*WHAT THE EXERCISE ASKS:*
Repeat the material verbatim. Images are excluded from the copy.

*LISTED RECORDS:*
%%

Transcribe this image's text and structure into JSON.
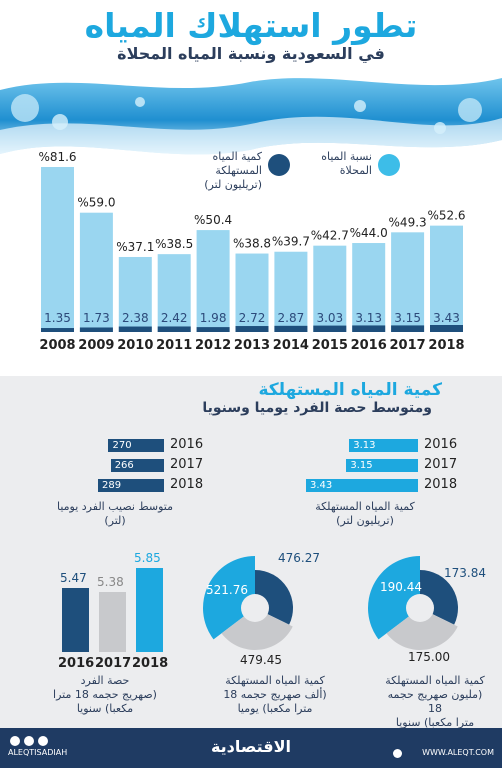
{
  "header": {
    "title": "تطور استهلاك المياه",
    "subtitle": "في السعودية ونسبة المياه المحلاة"
  },
  "legend": {
    "desalinated": "نسبة المياه\nالمحلاة",
    "consumed": "كمية المياه\nالمستهلكة\n(تريليون لتر)"
  },
  "colors": {
    "light": "#9ad6f0",
    "dark": "#1e4f7c",
    "accent": "#1da8df",
    "gray": "#c8c9cc"
  },
  "chart_data": [
    {
      "type": "bar",
      "categories": [
        "2008",
        "2009",
        "2010",
        "2011",
        "2012",
        "2013",
        "2014",
        "2015",
        "2016",
        "2017",
        "2018"
      ],
      "series": [
        {
          "name": "نسبة المياه المحلاة",
          "values": [
            81.6,
            59.0,
            37.1,
            38.5,
            50.4,
            38.8,
            39.7,
            42.7,
            44.0,
            49.3,
            52.6
          ],
          "labels": [
            "%81.6",
            "%59.0",
            "%37.1",
            "%38.5",
            "%50.4",
            "%38.8",
            "%39.7",
            "%42.7",
            "%44.0",
            "%49.3",
            "%52.6"
          ]
        },
        {
          "name": "كمية المياه المستهلكة (تريليون لتر)",
          "values": [
            1.35,
            1.73,
            2.38,
            2.42,
            1.98,
            2.72,
            2.87,
            3.03,
            3.13,
            3.15,
            3.43
          ],
          "labels": [
            "1.35",
            "1.73",
            "2.38",
            "2.42",
            "1.98",
            "2.72",
            "2.87",
            "3.03",
            "3.13",
            "3.15",
            "3.43"
          ]
        }
      ]
    },
    {
      "type": "bar",
      "orientation": "horizontal",
      "categories": [
        "2016",
        "2017",
        "2018"
      ],
      "values": [
        3.13,
        3.15,
        3.43
      ],
      "labels": [
        "3.13",
        "3.15",
        "3.43"
      ],
      "caption": "كمية المياه المستهلكة\n(تريليون لتر)"
    },
    {
      "type": "bar",
      "orientation": "horizontal",
      "categories": [
        "2016",
        "2017",
        "2018"
      ],
      "values": [
        270,
        266,
        289
      ],
      "labels": [
        "270",
        "266",
        "289"
      ],
      "caption": "متوسط نصيب الفرد يوميا\n(لتر)"
    },
    {
      "type": "pie",
      "values": [
        190.44,
        173.84,
        175.0
      ],
      "labels": [
        "190.44",
        "173.84",
        "175.00"
      ],
      "caption": "كمية المياه المستهلكة\n(مليون صهريج حجمه 18\nمترا مكعبا) سنويا"
    },
    {
      "type": "pie",
      "values": [
        521.76,
        476.27,
        479.45
      ],
      "labels": [
        "521.76",
        "476.27",
        "479.45"
      ],
      "caption": "كمية المياه المستهلكة\n(ألف صهريج حجمه 18\nمترا مكعبا) يوميا"
    },
    {
      "type": "bar",
      "categories": [
        "2016",
        "2017",
        "2018"
      ],
      "values": [
        5.47,
        5.38,
        5.85
      ],
      "labels": [
        "5.47",
        "5.38",
        "5.85"
      ],
      "caption": "حصة الفرد\n(صهريج حجمه 18 مترا\nمكعبا) سنويا"
    }
  ],
  "section2": {
    "title": "كمية المياه المستهلكة",
    "subtitle": "ومتوسط حصة الفرد يوميا وسنويا"
  },
  "footer": {
    "logo": "الاقتصادية",
    "handle": "ALEQTISADIAH",
    "url": "WWW.ALEQT.COM"
  }
}
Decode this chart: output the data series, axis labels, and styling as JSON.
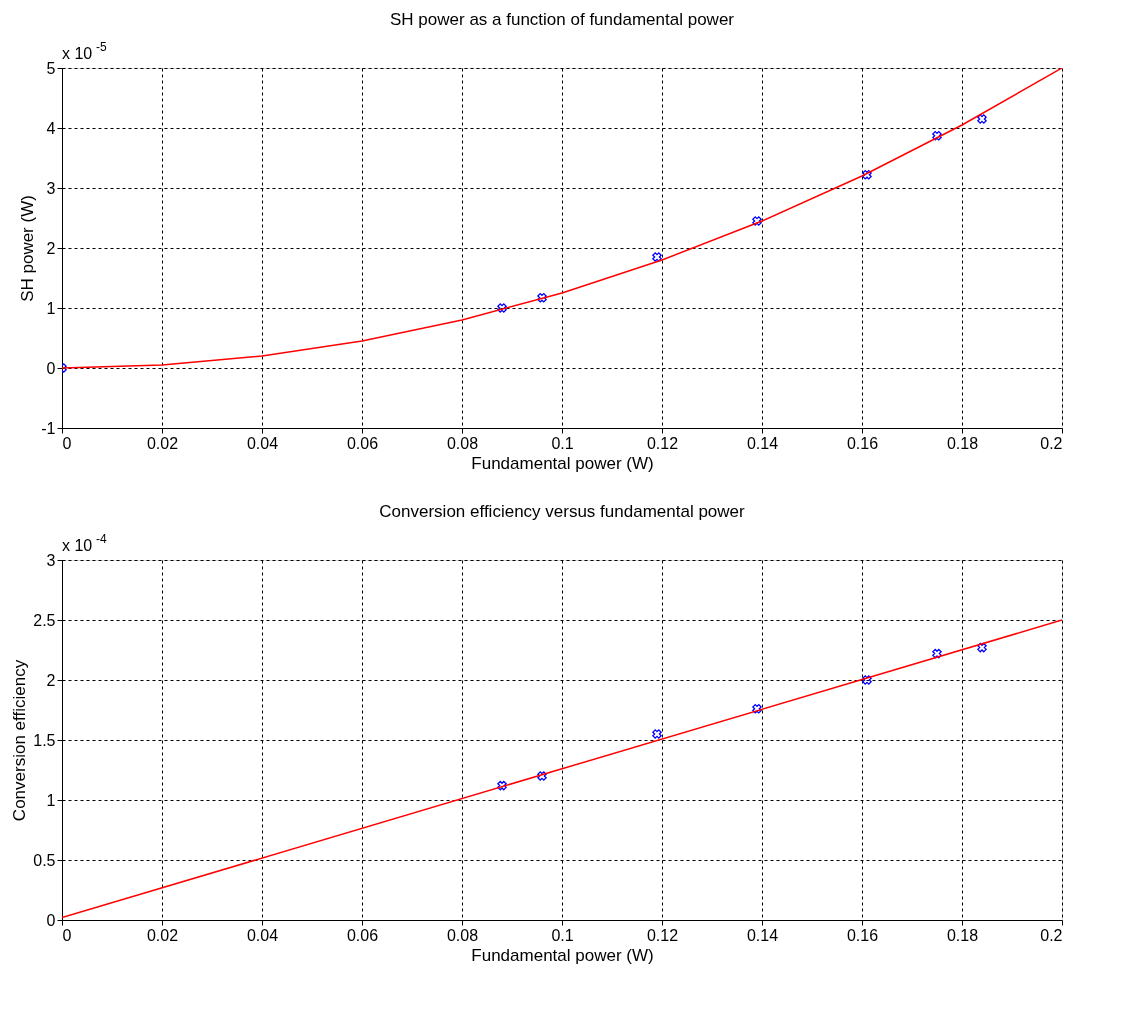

%%

*RESULT OF THIS EXERCISE:*
Transcribe this image's text and structure into JSON.
{
  "header": {
    "title": "تطور استهلاك المياه",
    "subtitle": "في السعودية ونسبة المياه المحلاة"
  },
  "legend": {
    "desalinated": "نسبة المياه\nالمحلاة",
    "consumed": "كمية المياه\nالمستهلكة\n(تريليون لتر)"
  },
  "colors": {
    "light": "#9ad6f0",
    "dark": "#1e4f7c",
    "accent": "#1da8df",
    "gray": "#c8c9cc"
  },
  "chart_data": [
    {
      "type": "bar",
      "categories": [
        "2008",
        "2009",
        "2010",
        "2011",
        "2012",
        "2013",
        "2014",
        "2015",
        "2016",
        "2017",
        "2018"
      ],
      "series": [
        {
          "name": "نسبة المياه المحلاة",
          "values": [
            81.6,
            59.0,
            37.1,
            38.5,
            50.4,
            38.8,
            39.7,
            42.7,
            44.0,
            49.3,
            52.6
          ],
          "labels": [
            "%81.6",
            "%59.0",
            "%37.1",
            "%38.5",
            "%50.4",
            "%38.8",
            "%39.7",
            "%42.7",
            "%44.0",
            "%49.3",
            "%52.6"
          ]
        },
        {
          "name": "كمية المياه المستهلكة (تريليون لتر)",
          "values": [
            1.35,
            1.73,
            2.38,
            2.42,
            1.98,
            2.72,
            2.87,
            3.03,
            3.13,
            3.15,
            3.43
          ],
          "labels": [
            "1.35",
            "1.73",
            "2.38",
            "2.42",
            "1.98",
            "2.72",
            "2.87",
            "3.03",
            "3.13",
            "3.15",
            "3.43"
          ]
        }
      ]
    },
    {
      "type": "bar",
      "orientation": "horizontal",
      "categories": [
        "2016",
        "2017",
        "2018"
      ],
      "values": [
        3.13,
        3.15,
        3.43
      ],
      "labels": [
        "3.13",
        "3.15",
        "3.43"
      ],
      "caption": "كمية المياه المستهلكة\n(تريليون لتر)"
    },
    {
      "type": "bar",
      "orientation": "horizontal",
      "categories": [
        "2016",
        "2017",
        "2018"
      ],
      "values": [
        270,
        266,
        289
      ],
      "labels": [
        "270",
        "266",
        "289"
      ],
      "caption": "متوسط نصيب الفرد يوميا\n(لتر)"
    },
    {
      "type": "pie",
      "values": [
        190.44,
        173.84,
        175.0
      ],
      "labels": [
        "190.44",
        "173.84",
        "175.00"
      ],
      "caption": "كمية المياه المستهلكة\n(مليون صهريج حجمه 18\nمترا مكعبا) سنويا"
    },
    {
      "type": "pie",
      "values": [
        521.76,
        476.27,
        479.45
      ],
      "labels": [
        "521.76",
        "476.27",
        "479.45"
      ],
      "caption": "كمية المياه المستهلكة\n(ألف صهريج حجمه 18\nمترا مكعبا) يوميا"
    },
    {
      "type": "bar",
      "categories": [
        "2016",
        "2017",
        "2018"
      ],
      "values": [
        5.47,
        5.38,
        5.85
      ],
      "labels": [
        "5.47",
        "5.38",
        "5.85"
      ],
      "caption": "حصة الفرد\n(صهريج حجمه 18 مترا\nمكعبا) سنويا"
    }
  ],
  "section2": {
    "title": "كمية المياه المستهلكة",
    "subtitle": "ومتوسط حصة الفرد يوميا وسنويا"
  },
  "footer": {
    "logo": "الاقتصادية",
    "handle": "ALEQTISADIAH",
    "url": "WWW.ALEQT.COM"
  }
}
Decode this chart: output the data series, axis labels, and styling as JSON.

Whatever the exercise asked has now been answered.